Would you set down every entry shown below, precisely as written?

•••

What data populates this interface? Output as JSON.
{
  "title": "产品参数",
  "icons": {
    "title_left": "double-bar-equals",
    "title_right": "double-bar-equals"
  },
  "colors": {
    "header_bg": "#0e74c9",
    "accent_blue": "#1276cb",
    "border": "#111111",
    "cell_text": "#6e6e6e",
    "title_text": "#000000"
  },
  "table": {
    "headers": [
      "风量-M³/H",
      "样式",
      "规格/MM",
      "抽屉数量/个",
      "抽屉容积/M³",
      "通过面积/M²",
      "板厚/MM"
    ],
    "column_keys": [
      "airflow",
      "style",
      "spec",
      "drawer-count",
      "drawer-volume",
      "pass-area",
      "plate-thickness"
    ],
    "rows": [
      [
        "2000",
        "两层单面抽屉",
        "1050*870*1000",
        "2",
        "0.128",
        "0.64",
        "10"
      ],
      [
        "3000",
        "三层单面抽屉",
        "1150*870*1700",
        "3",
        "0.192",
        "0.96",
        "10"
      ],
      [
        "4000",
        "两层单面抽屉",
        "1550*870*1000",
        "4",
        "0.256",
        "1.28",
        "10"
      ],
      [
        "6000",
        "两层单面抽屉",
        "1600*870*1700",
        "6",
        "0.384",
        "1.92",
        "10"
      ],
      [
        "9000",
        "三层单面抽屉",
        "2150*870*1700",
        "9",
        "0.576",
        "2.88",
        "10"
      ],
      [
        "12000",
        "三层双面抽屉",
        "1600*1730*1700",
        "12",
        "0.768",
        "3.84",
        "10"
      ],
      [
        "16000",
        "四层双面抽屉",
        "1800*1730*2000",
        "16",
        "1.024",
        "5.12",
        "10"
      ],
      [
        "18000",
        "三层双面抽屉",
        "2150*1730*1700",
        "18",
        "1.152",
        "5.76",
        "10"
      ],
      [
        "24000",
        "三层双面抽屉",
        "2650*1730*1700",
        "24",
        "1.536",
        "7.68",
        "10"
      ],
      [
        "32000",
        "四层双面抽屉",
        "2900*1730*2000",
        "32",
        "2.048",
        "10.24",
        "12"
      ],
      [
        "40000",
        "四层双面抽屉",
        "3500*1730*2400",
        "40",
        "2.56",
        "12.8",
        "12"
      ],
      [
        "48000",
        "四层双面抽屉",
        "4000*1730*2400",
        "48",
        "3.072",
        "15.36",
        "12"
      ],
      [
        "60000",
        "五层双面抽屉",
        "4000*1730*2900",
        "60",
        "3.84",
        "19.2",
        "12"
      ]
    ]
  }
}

•••

**Response for this exercise:**
What data populates this interface? Output as JSON.
{
  "title": "产品参数",
  "icons": {
    "title_left": "double-bar-equals",
    "title_right": "double-bar-equals"
  },
  "colors": {
    "header_bg": "#0e74c9",
    "accent_blue": "#1276cb",
    "border": "#111111",
    "cell_text": "#6e6e6e",
    "title_text": "#000000"
  },
  "table": {
    "headers": [
      "风量-M³/H",
      "样式",
      "规格/MM",
      "抽屉数量/个",
      "抽屉容积/M³",
      "通过面积/M²",
      "板厚/MM"
    ],
    "column_keys": [
      "airflow",
      "style",
      "spec",
      "drawer-count",
      "drawer-volume",
      "pass-area",
      "plate-thickness"
    ],
    "rows": [
      [
        "2000",
        "两层单面抽屉",
        "1050*870*1000",
        "2",
        "0.128",
        "0.64",
        "10"
      ],
      [
        "3000",
        "三层单面抽屉",
        "1150*870*1700",
        "3",
        "0.192",
        "0.96",
        "10"
      ],
      [
        "4000",
        "两层单面抽屉",
        "1550*870*1000",
        "4",
        "0.256",
        "1.28",
        "10"
      ],
      [
        "6000",
        "两层单面抽屉",
        "1600*870*1700",
        "6",
        "0.384",
        "1.92",
        "10"
      ],
      [
        "9000",
        "三层单面抽屉",
        "2150*870*1700",
        "9",
        "0.576",
        "2.88",
        "10"
      ],
      [
        "12000",
        "三层双面抽屉",
        "1600*1730*1700",
        "12",
        "0.768",
        "3.84",
        "10"
      ],
      [
        "16000",
        "四层双面抽屉",
        "1800*1730*2000",
        "16",
        "1.024",
        "5.12",
        "10"
      ],
      [
        "18000",
        "三层双面抽屉",
        "2150*1730*1700",
        "18",
        "1.152",
        "5.76",
        "10"
      ],
      [
        "24000",
        "三层双面抽屉",
        "2650*1730*1700",
        "24",
        "1.536",
        "7.68",
        "10"
      ],
      [
        "32000",
        "四层双面抽屉",
        "2900*1730*2000",
        "32",
        "2.048",
        "10.24",
        "12"
      ],
      [
        "40000",
        "四层双面抽屉",
        "3500*1730*2400",
        "40",
        "2.56",
        "12.8",
        "12"
      ],
      [
        "48000",
        "四层双面抽屉",
        "4000*1730*2400",
        "48",
        "3.072",
        "15.36",
        "12"
      ],
      [
        "60000",
        "五层双面抽屉",
        "4000*1730*2900",
        "60",
        "3.84",
        "19.2",
        "12"
      ]
    ]
  }
}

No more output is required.